• [PROBLEM] Please retype the records below exactly, leaving out any pictures.

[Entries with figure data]
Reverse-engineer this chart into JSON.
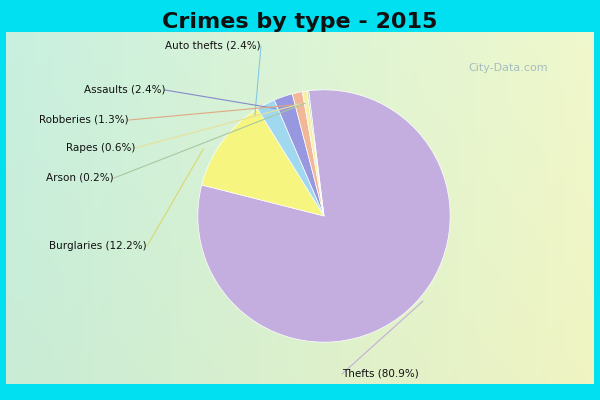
{
  "title": "Crimes by type - 2015",
  "title_fontsize": 16,
  "slices": [
    {
      "label": "Thefts",
      "pct": 80.9,
      "color": "#c4aee0",
      "line_color": "#c0b0d8"
    },
    {
      "label": "Burglaries",
      "pct": 12.2,
      "color": "#f5f580",
      "line_color": "#d8d870"
    },
    {
      "label": "Auto thefts",
      "pct": 2.4,
      "color": "#a0d8f0",
      "line_color": "#88c8e8"
    },
    {
      "label": "Assaults",
      "pct": 2.4,
      "color": "#9898e0",
      "line_color": "#8888cc"
    },
    {
      "label": "Robberies",
      "pct": 1.3,
      "color": "#f0b898",
      "line_color": "#e0a880"
    },
    {
      "label": "Rapes",
      "pct": 0.6,
      "color": "#f8f0a8",
      "line_color": "#e8e098"
    },
    {
      "label": "Arson",
      "pct": 0.2,
      "color": "#b8d8b0",
      "line_color": "#a8c8a0"
    }
  ],
  "label_texts": {
    "Thefts": "Thefts (80.9%)",
    "Burglaries": "Burglaries (12.2%)",
    "Auto thefts": "Auto thefts (2.4%)",
    "Assaults": "Assaults (2.4%)",
    "Robberies": "Robberies (1.3%)",
    "Rapes": "Rapes (0.6%)",
    "Arson": "Arson (0.2%)"
  },
  "cyan_border": "#00e0f0",
  "bg_color_top_left": "#c8f0e0",
  "bg_color_bottom_right": "#e8f8e8",
  "watermark": "City-Data.com",
  "startangle": 97
}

• [CORRECT ANSWER]
Reverse-engineer this chart into JSON.
{
  "title": "Crimes by type - 2015",
  "title_fontsize": 16,
  "slices": [
    {
      "label": "Thefts",
      "pct": 80.9,
      "color": "#c4aee0",
      "line_color": "#c0b0d8"
    },
    {
      "label": "Burglaries",
      "pct": 12.2,
      "color": "#f5f580",
      "line_color": "#d8d870"
    },
    {
      "label": "Auto thefts",
      "pct": 2.4,
      "color": "#a0d8f0",
      "line_color": "#88c8e8"
    },
    {
      "label": "Assaults",
      "pct": 2.4,
      "color": "#9898e0",
      "line_color": "#8888cc"
    },
    {
      "label": "Robberies",
      "pct": 1.3,
      "color": "#f0b898",
      "line_color": "#e0a880"
    },
    {
      "label": "Rapes",
      "pct": 0.6,
      "color": "#f8f0a8",
      "line_color": "#e8e098"
    },
    {
      "label": "Arson",
      "pct": 0.2,
      "color": "#b8d8b0",
      "line_color": "#a8c8a0"
    }
  ],
  "label_texts": {
    "Thefts": "Thefts (80.9%)",
    "Burglaries": "Burglaries (12.2%)",
    "Auto thefts": "Auto thefts (2.4%)",
    "Assaults": "Assaults (2.4%)",
    "Robberies": "Robberies (1.3%)",
    "Rapes": "Rapes (0.6%)",
    "Arson": "Arson (0.2%)"
  },
  "cyan_border": "#00e0f0",
  "bg_color_top_left": "#c8f0e0",
  "bg_color_bottom_right": "#e8f8e8",
  "watermark": "City-Data.com",
  "startangle": 97
}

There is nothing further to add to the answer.